[Data excerpts]:
*-*-*

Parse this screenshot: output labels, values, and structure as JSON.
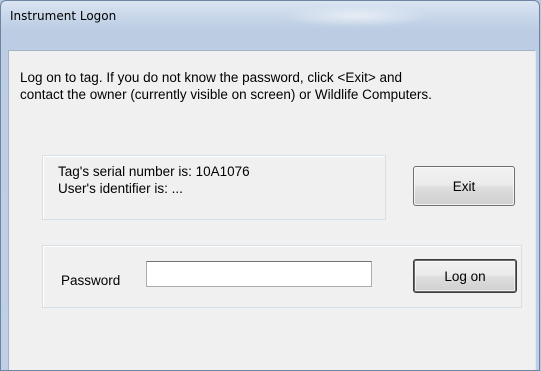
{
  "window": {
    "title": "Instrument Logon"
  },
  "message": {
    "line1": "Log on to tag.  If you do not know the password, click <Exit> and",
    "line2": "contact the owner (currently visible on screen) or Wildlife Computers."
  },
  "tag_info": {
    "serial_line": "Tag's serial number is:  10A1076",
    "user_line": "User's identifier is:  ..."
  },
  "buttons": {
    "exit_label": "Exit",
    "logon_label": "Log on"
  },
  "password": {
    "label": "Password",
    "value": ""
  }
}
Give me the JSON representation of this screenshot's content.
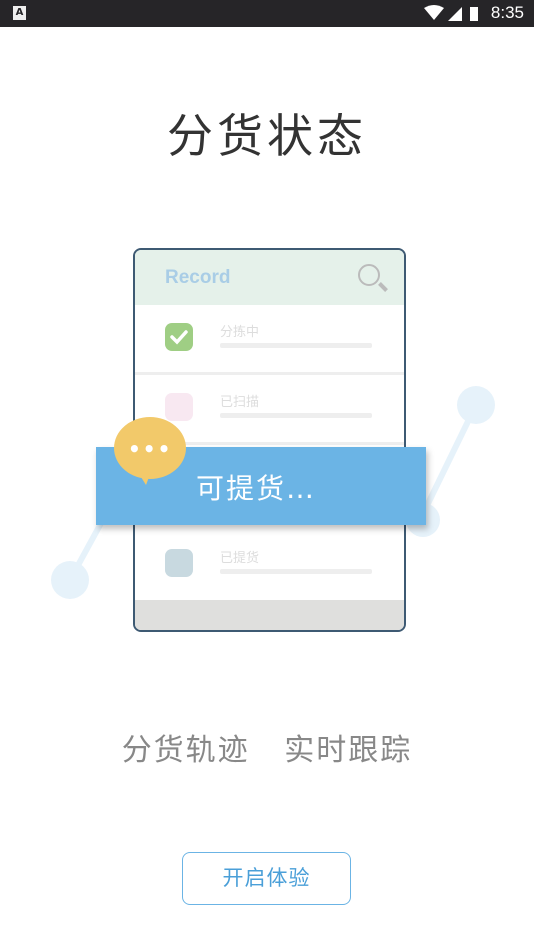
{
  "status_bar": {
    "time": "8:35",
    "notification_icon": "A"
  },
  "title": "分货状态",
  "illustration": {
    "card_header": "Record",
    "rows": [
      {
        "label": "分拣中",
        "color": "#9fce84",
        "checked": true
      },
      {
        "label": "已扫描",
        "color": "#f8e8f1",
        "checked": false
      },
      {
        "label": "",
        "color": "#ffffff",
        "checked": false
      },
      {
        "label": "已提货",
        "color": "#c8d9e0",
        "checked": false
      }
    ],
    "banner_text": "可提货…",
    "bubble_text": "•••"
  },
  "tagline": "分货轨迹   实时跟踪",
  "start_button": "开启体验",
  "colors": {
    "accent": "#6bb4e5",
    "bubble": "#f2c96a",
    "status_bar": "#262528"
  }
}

*-*-*

For each line of the listing that holds the word "Exit", show that line.

    "line1": "Log on to tag.  If you do not know the password, click <Exit> and",
    "exit_label": "Exit",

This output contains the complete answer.